Data entries:

-- Begin --

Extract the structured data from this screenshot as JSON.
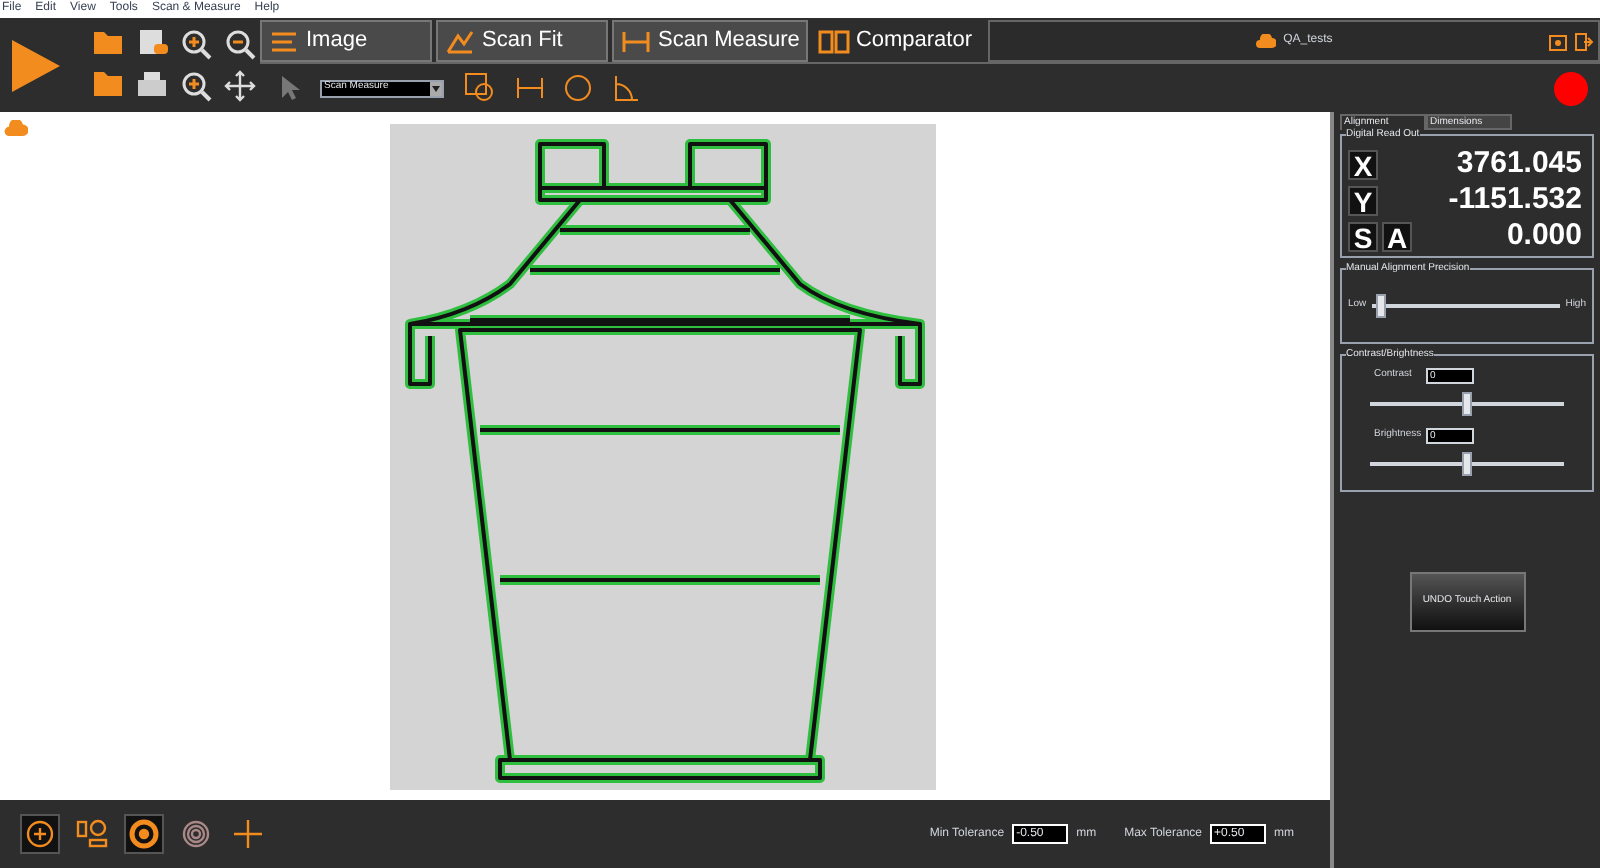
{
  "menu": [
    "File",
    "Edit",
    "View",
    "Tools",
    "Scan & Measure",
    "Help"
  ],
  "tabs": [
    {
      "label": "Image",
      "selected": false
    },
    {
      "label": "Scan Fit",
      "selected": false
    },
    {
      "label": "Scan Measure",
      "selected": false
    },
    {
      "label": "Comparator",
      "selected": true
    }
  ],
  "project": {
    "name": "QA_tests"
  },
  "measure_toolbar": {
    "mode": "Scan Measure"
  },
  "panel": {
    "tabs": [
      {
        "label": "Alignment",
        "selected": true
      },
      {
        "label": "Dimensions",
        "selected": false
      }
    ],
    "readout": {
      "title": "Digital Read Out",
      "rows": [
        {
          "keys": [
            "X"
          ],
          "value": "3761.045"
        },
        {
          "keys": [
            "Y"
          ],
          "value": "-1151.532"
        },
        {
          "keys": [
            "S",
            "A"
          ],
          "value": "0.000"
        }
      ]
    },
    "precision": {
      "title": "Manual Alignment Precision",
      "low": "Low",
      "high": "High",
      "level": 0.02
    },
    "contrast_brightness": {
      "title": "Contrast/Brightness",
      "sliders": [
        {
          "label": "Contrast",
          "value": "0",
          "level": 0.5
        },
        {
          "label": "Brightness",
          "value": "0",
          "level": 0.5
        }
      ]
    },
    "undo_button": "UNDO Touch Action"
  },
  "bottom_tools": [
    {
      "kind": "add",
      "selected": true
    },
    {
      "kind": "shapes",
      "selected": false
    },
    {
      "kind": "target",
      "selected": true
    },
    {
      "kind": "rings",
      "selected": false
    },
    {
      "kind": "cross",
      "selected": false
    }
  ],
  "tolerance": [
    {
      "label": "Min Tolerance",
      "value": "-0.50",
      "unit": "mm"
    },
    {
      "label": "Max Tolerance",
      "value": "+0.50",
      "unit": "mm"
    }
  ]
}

-- End --

__Short problem__
Write out the entries again, exactly as given, skipping any images.

__Expected answer__
Extract the structured data from this screenshot as JSON.
{
  "menu": [
    "File",
    "Edit",
    "View",
    "Tools",
    "Scan & Measure",
    "Help"
  ],
  "tabs": [
    {
      "label": "Image",
      "selected": false
    },
    {
      "label": "Scan Fit",
      "selected": false
    },
    {
      "label": "Scan Measure",
      "selected": false
    },
    {
      "label": "Comparator",
      "selected": true
    }
  ],
  "project": {
    "name": "QA_tests"
  },
  "measure_toolbar": {
    "mode": "Scan Measure"
  },
  "panel": {
    "tabs": [
      {
        "label": "Alignment",
        "selected": true
      },
      {
        "label": "Dimensions",
        "selected": false
      }
    ],
    "readout": {
      "title": "Digital Read Out",
      "rows": [
        {
          "keys": [
            "X"
          ],
          "value": "3761.045"
        },
        {
          "keys": [
            "Y"
          ],
          "value": "-1151.532"
        },
        {
          "keys": [
            "S",
            "A"
          ],
          "value": "0.000"
        }
      ]
    },
    "precision": {
      "title": "Manual Alignment Precision",
      "low": "Low",
      "high": "High",
      "level": 0.02
    },
    "contrast_brightness": {
      "title": "Contrast/Brightness",
      "sliders": [
        {
          "label": "Contrast",
          "value": "0",
          "level": 0.5
        },
        {
          "label": "Brightness",
          "value": "0",
          "level": 0.5
        }
      ]
    },
    "undo_button": "UNDO Touch Action"
  },
  "bottom_tools": [
    {
      "kind": "add",
      "selected": true
    },
    {
      "kind": "shapes",
      "selected": false
    },
    {
      "kind": "target",
      "selected": true
    },
    {
      "kind": "rings",
      "selected": false
    },
    {
      "kind": "cross",
      "selected": false
    }
  ],
  "tolerance": [
    {
      "label": "Min Tolerance",
      "value": "-0.50",
      "unit": "mm"
    },
    {
      "label": "Max Tolerance",
      "value": "+0.50",
      "unit": "mm"
    }
  ]
}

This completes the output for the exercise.